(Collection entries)
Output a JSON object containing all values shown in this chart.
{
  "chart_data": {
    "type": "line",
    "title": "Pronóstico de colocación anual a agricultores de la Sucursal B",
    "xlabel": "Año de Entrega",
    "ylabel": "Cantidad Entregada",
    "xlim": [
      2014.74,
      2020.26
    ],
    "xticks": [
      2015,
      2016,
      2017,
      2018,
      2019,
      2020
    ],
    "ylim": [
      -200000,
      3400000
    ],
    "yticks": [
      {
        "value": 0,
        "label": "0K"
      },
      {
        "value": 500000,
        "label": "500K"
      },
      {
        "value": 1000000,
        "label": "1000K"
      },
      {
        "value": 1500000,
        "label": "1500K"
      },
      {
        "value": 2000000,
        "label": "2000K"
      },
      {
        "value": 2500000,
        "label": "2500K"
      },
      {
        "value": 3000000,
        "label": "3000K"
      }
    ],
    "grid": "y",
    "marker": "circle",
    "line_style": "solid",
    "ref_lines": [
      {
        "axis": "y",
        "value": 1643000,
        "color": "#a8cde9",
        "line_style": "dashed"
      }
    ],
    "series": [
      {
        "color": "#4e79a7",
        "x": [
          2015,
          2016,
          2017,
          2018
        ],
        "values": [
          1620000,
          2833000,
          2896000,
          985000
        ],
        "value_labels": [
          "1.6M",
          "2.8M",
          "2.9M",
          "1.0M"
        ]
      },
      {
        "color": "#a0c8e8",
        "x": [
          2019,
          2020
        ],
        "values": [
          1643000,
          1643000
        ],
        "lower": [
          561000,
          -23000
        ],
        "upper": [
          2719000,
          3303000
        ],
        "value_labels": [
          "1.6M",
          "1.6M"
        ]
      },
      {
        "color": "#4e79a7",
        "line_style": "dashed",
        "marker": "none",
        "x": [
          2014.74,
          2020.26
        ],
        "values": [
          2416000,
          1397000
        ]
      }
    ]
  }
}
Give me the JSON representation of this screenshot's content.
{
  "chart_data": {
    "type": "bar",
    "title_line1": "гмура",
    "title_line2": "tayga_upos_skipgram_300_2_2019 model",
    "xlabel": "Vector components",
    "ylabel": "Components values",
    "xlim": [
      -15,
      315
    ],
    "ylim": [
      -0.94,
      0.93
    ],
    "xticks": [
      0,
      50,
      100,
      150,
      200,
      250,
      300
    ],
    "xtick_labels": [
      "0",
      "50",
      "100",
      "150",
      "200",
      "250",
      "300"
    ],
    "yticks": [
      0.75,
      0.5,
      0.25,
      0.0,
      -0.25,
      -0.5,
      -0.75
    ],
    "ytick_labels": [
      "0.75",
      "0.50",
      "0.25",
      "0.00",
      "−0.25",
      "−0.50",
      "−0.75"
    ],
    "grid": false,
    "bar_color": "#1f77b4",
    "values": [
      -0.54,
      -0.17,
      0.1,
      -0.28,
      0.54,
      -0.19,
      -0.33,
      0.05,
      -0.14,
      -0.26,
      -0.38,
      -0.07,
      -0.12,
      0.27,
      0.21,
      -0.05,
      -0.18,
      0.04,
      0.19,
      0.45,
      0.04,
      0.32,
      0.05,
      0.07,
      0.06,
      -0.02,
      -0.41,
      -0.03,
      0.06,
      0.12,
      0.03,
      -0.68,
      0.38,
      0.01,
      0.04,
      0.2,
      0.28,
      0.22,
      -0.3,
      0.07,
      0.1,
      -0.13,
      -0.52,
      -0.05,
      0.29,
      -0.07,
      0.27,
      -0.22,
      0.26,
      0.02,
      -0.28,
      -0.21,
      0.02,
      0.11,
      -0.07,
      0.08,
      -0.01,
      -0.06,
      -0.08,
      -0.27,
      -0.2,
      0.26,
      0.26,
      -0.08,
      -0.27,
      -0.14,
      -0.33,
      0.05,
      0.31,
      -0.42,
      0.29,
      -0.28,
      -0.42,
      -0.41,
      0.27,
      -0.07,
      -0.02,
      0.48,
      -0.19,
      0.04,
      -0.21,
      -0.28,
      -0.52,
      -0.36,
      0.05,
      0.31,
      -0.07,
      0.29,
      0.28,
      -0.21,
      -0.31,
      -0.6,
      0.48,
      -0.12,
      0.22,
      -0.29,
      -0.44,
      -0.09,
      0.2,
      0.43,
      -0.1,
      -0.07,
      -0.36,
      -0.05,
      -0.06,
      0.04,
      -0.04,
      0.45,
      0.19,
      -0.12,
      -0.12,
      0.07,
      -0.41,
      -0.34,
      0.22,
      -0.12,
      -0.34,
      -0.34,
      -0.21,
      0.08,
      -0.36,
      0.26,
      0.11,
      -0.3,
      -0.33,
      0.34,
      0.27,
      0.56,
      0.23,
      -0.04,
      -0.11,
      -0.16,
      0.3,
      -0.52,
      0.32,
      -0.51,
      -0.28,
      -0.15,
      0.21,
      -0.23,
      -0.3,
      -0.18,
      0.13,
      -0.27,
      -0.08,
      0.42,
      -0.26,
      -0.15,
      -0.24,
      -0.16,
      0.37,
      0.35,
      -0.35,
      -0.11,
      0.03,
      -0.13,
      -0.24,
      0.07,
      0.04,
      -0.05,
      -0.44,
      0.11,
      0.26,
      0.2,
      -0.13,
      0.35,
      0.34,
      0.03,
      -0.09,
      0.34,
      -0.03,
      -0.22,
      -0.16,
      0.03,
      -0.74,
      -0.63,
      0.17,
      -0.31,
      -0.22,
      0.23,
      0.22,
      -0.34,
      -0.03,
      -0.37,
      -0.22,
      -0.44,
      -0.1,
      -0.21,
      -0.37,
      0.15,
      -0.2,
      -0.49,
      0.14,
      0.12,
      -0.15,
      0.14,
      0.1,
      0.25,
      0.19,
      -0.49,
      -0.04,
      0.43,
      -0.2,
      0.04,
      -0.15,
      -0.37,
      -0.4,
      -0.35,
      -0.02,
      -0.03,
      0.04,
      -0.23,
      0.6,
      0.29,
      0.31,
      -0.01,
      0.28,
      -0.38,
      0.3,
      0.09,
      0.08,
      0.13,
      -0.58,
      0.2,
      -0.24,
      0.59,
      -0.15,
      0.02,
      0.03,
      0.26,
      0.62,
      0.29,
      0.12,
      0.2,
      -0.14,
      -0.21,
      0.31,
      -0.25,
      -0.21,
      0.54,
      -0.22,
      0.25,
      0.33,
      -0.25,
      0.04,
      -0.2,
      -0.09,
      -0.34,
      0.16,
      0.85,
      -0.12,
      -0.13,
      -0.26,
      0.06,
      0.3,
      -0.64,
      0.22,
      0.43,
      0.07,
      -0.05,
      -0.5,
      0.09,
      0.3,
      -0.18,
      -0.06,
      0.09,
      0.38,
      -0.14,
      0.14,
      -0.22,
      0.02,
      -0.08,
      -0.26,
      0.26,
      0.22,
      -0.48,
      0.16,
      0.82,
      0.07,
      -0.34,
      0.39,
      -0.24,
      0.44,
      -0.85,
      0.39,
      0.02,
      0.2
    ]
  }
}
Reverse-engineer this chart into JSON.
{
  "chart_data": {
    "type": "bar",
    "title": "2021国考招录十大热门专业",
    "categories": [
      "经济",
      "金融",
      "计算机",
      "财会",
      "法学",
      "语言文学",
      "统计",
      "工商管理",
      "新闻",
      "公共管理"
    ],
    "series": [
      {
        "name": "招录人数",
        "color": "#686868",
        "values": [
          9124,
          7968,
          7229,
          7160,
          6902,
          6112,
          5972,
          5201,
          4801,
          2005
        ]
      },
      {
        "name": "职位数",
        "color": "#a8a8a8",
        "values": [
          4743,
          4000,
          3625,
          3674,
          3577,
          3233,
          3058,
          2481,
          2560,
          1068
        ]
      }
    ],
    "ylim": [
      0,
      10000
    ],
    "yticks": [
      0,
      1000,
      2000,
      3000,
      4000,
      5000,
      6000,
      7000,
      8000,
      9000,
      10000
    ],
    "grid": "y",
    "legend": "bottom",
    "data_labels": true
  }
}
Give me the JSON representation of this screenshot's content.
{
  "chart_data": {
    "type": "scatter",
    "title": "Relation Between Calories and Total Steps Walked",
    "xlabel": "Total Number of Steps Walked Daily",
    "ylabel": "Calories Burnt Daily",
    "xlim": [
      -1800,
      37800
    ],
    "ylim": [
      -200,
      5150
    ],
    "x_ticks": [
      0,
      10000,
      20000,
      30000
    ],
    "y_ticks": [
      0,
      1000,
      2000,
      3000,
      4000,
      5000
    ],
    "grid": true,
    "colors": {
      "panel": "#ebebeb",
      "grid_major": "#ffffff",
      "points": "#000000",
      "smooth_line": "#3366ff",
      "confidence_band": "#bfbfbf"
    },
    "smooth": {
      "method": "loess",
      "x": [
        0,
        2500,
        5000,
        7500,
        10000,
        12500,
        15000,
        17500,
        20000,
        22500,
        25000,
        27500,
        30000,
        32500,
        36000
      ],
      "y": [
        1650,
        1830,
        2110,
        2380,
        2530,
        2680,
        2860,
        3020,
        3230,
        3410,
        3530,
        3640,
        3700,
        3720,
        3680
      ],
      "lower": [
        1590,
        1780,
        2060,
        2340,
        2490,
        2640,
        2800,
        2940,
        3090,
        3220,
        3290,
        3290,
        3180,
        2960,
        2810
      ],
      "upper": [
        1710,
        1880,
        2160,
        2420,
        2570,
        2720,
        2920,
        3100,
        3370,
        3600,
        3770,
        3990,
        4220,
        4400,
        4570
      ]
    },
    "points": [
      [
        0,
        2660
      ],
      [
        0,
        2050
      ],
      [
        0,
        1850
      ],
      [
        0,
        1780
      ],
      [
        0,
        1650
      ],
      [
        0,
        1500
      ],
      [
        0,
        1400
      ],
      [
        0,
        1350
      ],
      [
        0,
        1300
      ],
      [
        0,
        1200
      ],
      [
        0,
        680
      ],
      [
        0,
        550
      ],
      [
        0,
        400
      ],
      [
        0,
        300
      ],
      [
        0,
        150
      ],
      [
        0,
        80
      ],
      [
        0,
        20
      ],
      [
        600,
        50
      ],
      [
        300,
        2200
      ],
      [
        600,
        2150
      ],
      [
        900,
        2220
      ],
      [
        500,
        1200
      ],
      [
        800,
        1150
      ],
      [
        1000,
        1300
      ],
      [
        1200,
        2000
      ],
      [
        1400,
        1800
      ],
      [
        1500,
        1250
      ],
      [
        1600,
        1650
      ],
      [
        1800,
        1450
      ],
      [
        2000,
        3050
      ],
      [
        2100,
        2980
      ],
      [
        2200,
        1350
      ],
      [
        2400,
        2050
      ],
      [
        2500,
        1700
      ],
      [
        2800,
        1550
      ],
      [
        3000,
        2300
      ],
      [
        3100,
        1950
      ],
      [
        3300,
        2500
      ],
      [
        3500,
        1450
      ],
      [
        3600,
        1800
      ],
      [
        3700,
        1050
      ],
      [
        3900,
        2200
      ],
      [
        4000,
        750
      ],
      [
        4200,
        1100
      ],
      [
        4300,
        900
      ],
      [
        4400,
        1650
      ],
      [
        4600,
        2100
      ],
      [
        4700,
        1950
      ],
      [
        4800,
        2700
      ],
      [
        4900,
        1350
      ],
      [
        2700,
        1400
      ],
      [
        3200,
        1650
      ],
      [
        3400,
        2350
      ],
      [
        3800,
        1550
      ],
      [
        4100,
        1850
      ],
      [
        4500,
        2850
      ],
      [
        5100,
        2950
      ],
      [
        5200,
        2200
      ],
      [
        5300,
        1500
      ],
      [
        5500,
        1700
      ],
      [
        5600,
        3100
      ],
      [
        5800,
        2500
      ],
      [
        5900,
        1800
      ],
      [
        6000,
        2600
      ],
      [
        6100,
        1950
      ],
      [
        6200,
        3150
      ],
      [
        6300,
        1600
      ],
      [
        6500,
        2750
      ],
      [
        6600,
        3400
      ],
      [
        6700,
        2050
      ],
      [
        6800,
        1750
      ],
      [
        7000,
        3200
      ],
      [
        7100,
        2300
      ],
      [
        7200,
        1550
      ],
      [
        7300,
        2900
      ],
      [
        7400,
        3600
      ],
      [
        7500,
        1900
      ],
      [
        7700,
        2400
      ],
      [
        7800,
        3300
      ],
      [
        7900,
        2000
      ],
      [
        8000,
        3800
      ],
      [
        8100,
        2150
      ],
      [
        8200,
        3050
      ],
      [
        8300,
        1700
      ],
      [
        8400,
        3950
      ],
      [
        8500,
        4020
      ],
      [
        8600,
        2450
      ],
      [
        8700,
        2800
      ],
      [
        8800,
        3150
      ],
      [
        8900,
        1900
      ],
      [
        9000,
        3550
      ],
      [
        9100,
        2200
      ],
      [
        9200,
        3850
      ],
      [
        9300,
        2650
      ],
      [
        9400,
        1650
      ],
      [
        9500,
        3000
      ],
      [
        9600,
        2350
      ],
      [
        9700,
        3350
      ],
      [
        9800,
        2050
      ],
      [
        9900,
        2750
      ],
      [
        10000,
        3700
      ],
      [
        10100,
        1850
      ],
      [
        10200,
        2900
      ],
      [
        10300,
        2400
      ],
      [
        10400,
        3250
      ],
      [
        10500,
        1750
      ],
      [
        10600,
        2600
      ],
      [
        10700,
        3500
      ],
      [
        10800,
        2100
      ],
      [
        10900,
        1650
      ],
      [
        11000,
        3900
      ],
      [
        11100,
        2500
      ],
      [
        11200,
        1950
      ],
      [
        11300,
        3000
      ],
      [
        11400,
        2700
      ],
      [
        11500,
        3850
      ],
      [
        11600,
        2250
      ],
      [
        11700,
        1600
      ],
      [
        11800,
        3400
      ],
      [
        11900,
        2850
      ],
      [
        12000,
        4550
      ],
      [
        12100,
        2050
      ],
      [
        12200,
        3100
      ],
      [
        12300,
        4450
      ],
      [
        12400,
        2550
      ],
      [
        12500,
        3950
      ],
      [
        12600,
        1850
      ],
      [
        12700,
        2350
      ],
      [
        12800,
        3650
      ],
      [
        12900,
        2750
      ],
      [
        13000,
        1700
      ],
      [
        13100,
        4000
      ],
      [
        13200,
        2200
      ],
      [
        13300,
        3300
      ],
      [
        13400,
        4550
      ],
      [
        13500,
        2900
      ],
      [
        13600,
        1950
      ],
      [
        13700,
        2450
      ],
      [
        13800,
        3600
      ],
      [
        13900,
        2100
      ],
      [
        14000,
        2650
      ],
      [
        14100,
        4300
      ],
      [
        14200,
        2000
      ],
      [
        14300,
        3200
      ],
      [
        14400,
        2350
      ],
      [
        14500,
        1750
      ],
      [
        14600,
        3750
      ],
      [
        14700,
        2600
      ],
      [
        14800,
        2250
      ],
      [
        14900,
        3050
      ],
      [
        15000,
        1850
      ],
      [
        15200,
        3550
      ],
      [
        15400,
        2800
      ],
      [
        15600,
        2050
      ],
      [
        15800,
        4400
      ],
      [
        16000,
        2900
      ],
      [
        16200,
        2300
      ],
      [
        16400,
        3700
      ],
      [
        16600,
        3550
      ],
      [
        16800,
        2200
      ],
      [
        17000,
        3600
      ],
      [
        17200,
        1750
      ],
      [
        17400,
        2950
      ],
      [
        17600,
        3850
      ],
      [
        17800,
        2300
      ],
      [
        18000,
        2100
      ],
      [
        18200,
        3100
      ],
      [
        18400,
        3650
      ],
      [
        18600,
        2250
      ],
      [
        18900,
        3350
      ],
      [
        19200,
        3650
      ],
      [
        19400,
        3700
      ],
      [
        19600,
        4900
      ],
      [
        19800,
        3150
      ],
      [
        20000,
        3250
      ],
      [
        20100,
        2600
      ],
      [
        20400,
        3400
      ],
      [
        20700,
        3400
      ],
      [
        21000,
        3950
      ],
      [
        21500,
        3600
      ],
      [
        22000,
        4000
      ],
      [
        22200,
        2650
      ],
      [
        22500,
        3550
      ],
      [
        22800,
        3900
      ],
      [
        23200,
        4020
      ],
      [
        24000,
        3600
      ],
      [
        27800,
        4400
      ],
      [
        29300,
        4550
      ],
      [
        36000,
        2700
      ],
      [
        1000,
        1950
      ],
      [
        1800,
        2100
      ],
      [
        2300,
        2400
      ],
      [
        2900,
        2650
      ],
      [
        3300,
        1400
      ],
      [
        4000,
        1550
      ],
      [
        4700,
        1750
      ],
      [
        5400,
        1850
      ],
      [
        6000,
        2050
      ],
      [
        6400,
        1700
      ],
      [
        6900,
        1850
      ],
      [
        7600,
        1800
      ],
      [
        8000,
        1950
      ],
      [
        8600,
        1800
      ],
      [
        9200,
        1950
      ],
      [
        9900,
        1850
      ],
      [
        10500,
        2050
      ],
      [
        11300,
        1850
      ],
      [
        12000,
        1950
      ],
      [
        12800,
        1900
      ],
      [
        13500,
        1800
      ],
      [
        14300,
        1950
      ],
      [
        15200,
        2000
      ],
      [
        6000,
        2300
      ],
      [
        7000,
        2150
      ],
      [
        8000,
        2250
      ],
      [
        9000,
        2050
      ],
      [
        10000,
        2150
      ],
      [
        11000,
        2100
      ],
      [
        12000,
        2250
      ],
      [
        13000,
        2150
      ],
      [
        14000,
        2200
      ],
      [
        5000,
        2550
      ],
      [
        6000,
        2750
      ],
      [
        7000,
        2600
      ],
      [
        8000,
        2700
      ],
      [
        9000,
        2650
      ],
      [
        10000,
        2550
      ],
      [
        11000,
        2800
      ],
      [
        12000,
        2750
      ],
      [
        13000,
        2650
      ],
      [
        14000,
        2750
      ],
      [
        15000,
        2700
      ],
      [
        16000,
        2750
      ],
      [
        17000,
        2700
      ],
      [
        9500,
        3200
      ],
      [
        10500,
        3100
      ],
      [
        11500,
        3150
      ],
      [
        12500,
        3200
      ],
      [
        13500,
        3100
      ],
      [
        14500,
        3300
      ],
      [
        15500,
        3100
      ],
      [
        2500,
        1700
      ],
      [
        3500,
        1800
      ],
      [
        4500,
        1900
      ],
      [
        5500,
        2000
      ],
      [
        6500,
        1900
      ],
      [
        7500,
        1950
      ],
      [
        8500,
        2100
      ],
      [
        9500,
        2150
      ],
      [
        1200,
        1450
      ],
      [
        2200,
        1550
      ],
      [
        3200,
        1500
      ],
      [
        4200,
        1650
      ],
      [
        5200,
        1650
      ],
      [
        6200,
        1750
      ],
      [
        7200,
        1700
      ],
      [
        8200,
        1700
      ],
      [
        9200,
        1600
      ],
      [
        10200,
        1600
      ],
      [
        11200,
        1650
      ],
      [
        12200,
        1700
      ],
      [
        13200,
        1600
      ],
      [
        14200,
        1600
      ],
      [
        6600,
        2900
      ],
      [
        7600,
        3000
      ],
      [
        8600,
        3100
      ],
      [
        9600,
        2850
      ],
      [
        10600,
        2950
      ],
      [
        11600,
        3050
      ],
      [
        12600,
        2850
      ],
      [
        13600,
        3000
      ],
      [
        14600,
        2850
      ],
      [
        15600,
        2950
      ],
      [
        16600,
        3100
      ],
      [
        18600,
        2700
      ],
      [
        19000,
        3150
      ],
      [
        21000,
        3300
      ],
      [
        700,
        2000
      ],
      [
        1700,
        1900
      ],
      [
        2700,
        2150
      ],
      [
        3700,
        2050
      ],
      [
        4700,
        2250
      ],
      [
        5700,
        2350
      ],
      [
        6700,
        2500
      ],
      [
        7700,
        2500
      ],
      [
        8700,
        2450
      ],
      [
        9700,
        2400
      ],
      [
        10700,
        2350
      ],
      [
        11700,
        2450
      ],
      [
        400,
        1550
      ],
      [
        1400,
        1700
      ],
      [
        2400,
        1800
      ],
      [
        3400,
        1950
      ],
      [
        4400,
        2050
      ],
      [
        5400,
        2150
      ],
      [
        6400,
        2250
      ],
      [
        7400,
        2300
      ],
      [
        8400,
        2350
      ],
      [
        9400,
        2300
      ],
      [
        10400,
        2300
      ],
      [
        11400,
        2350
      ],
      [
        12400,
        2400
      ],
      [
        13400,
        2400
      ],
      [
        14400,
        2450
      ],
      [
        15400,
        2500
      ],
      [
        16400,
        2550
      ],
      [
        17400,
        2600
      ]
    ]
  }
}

> Goal
Supply the count of lines in the entries that contain the word "this", and nothing besides.

> Response
4